**SHORT PROBLEM**
Reproduce word for word the lines of the listing below, starting at the line that contains "I need the location" and ending at the line that contains "project-persons-label: 项目联系人: (73, 805, 142, 820)". Leave the pictures out of your answer.

**DATA TO USE**
#####
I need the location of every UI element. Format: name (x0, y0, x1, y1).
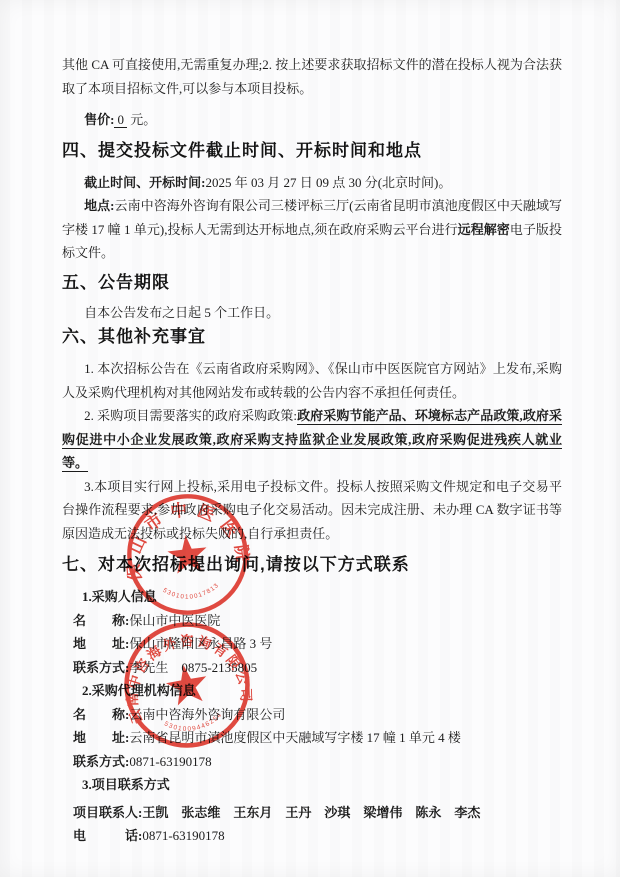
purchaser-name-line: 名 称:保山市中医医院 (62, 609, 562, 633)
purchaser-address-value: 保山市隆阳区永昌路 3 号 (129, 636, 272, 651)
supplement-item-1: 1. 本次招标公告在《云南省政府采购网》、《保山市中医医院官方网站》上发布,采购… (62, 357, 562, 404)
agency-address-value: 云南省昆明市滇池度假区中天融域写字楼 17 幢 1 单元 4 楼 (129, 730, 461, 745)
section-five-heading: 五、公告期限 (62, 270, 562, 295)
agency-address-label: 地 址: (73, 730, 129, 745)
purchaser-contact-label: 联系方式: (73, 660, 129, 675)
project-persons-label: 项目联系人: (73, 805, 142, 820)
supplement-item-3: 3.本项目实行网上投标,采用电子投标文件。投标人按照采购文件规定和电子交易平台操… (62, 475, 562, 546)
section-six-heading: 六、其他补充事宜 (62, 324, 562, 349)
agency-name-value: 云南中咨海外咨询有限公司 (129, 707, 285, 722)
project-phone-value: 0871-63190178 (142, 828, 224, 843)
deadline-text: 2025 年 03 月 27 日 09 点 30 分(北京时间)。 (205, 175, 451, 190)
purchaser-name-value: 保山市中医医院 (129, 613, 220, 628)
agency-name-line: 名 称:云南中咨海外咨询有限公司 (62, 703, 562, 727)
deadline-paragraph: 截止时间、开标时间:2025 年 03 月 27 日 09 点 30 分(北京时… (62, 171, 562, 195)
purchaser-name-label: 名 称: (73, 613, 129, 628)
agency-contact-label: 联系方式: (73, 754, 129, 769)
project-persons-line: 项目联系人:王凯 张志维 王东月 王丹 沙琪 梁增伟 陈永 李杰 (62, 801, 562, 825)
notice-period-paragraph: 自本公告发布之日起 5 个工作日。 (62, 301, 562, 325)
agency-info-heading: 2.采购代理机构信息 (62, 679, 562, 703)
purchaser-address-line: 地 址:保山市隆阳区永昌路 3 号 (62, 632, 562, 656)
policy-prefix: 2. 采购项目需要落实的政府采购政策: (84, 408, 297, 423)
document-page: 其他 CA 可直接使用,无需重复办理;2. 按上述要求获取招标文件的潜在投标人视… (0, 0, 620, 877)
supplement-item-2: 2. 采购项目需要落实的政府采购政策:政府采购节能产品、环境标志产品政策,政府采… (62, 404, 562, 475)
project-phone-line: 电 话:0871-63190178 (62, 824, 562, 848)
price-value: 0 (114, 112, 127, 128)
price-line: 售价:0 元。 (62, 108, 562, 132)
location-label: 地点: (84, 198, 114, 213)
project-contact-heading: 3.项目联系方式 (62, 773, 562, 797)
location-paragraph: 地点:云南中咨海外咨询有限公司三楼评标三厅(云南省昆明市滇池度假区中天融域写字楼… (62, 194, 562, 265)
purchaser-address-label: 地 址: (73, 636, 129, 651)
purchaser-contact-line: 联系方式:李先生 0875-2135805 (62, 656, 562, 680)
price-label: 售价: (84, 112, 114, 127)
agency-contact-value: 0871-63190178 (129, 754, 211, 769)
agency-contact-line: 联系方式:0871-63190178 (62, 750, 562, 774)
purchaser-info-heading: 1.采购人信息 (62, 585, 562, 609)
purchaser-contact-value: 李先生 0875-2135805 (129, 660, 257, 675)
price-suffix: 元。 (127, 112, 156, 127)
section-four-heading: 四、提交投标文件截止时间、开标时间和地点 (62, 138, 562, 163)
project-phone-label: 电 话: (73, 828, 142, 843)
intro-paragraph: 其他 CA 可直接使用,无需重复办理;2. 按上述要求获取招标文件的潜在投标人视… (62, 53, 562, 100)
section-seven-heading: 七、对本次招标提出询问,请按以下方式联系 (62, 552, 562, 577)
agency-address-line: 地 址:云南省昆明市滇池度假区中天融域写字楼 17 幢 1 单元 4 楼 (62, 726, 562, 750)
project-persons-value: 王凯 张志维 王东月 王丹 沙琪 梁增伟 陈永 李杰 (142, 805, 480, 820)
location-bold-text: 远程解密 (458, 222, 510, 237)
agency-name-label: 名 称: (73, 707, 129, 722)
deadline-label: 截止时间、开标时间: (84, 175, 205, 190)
#####
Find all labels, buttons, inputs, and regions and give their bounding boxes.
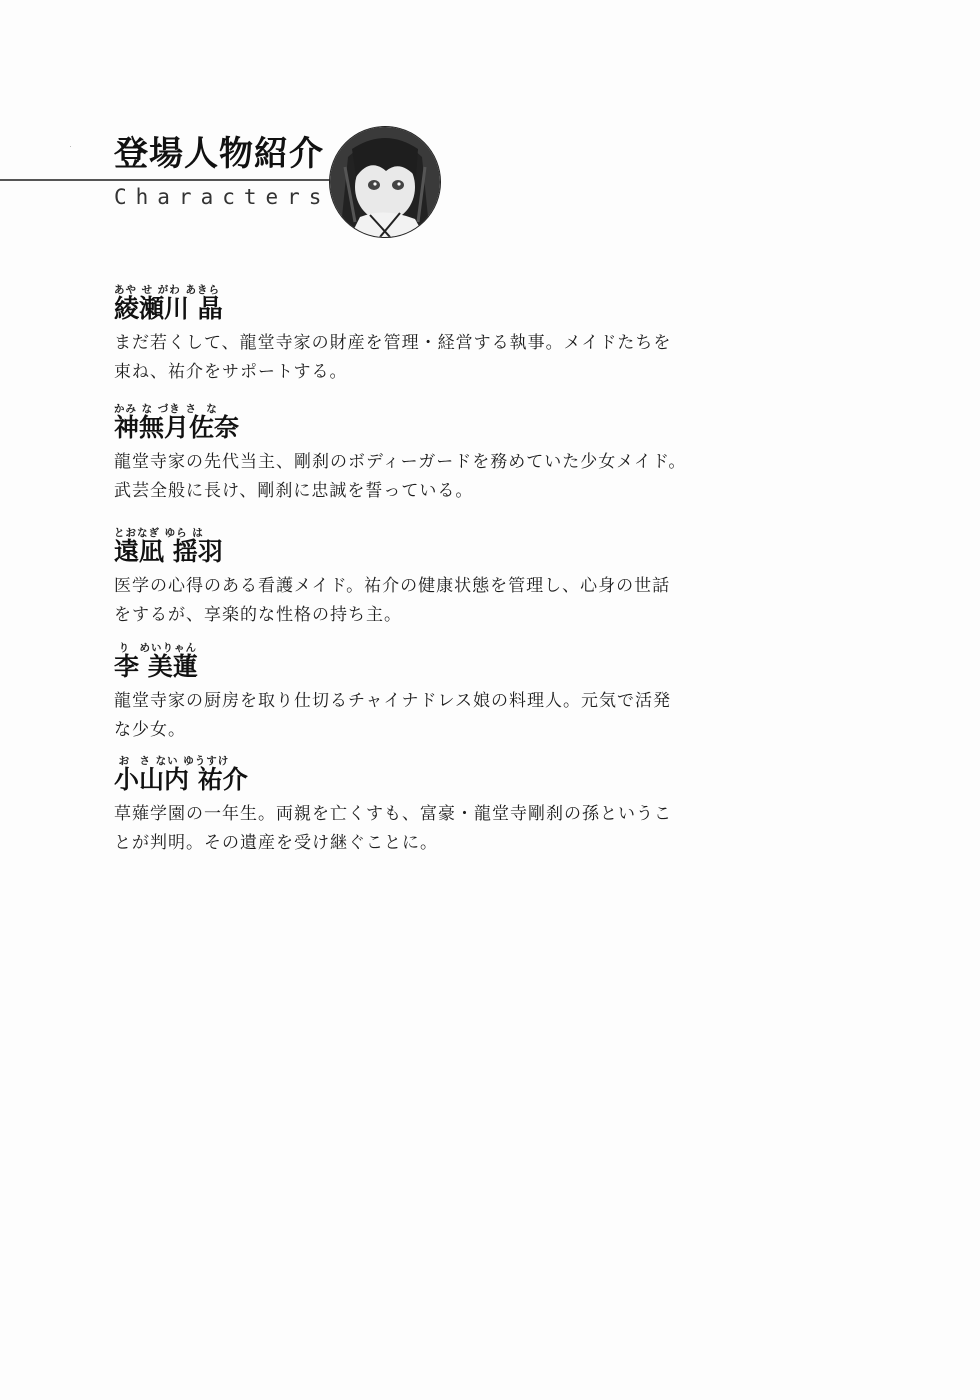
#####
**CORRECT RESPONSE**
I need the location of every UI element. Format: name (x0, y0, x1, y1).
purchaser-name-line: 名 称:保山市中医医院 (62, 609, 562, 633)
purchaser-address-value: 保山市隆阳区永昌路 3 号 (129, 636, 272, 651)
supplement-item-1: 1. 本次招标公告在《云南省政府采购网》、《保山市中医医院官方网站》上发布,采购… (62, 357, 562, 404)
agency-address-value: 云南省昆明市滇池度假区中天融域写字楼 17 幢 1 单元 4 楼 (129, 730, 461, 745)
section-five-heading: 五、公告期限 (62, 270, 562, 295)
agency-address-label: 地 址: (73, 730, 129, 745)
purchaser-contact-label: 联系方式: (73, 660, 129, 675)
project-persons-label: 项目联系人: (73, 805, 142, 820)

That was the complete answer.